PROBLEM TO SOLVE:
Reproduce all of the data exactly.

+===+

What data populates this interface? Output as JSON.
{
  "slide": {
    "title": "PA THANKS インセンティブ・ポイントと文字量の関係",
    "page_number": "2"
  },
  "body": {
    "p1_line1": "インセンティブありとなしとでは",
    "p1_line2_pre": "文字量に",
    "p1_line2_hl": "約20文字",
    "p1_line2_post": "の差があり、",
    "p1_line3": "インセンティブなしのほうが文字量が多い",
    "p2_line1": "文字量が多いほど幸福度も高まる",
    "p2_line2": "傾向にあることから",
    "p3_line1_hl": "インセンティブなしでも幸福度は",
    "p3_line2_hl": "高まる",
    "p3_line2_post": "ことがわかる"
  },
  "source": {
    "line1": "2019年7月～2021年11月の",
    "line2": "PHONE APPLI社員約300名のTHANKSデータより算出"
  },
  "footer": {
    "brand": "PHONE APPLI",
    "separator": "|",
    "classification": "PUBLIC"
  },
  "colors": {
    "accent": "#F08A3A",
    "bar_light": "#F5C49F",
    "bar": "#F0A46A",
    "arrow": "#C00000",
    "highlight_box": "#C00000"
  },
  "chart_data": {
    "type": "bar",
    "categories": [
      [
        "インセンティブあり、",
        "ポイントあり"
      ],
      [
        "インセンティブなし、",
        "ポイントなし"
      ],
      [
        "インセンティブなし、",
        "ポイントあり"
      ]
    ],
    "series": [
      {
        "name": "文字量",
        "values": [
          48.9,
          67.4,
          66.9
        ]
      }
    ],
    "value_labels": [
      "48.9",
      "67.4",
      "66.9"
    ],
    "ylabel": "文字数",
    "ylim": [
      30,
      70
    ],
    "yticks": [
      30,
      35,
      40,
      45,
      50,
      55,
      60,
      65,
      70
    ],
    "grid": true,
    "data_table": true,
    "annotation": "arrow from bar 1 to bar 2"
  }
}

+===+

EXPECTED ANSWER:
What data populates this interface? Output as JSON.
{
  "slide": {
    "title": "PA THANKS インセンティブ・ポイントと文字量の関係",
    "page_number": "2"
  },
  "body": {
    "p1_line1": "インセンティブありとなしとでは",
    "p1_line2_pre": "文字量に",
    "p1_line2_hl": "約20文字",
    "p1_line2_post": "の差があり、",
    "p1_line3": "インセンティブなしのほうが文字量が多い",
    "p2_line1": "文字量が多いほど幸福度も高まる",
    "p2_line2": "傾向にあることから",
    "p3_line1_hl": "インセンティブなしでも幸福度は",
    "p3_line2_hl": "高まる",
    "p3_line2_post": "ことがわかる"
  },
  "source": {
    "line1": "2019年7月～2021年11月の",
    "line2": "PHONE APPLI社員約300名のTHANKSデータより算出"
  },
  "footer": {
    "brand": "PHONE APPLI",
    "separator": "|",
    "classification": "PUBLIC"
  },
  "colors": {
    "accent": "#F08A3A",
    "bar_light": "#F5C49F",
    "bar": "#F0A46A",
    "arrow": "#C00000",
    "highlight_box": "#C00000"
  },
  "chart_data": {
    "type": "bar",
    "categories": [
      [
        "インセンティブあり、",
        "ポイントあり"
      ],
      [
        "インセンティブなし、",
        "ポイントなし"
      ],
      [
        "インセンティブなし、",
        "ポイントあり"
      ]
    ],
    "series": [
      {
        "name": "文字量",
        "values": [
          48.9,
          67.4,
          66.9
        ]
      }
    ],
    "value_labels": [
      "48.9",
      "67.4",
      "66.9"
    ],
    "ylabel": "文字数",
    "ylim": [
      30,
      70
    ],
    "yticks": [
      30,
      35,
      40,
      45,
      50,
      55,
      60,
      65,
      70
    ],
    "grid": true,
    "data_table": true,
    "annotation": "arrow from bar 1 to bar 2"
  }
}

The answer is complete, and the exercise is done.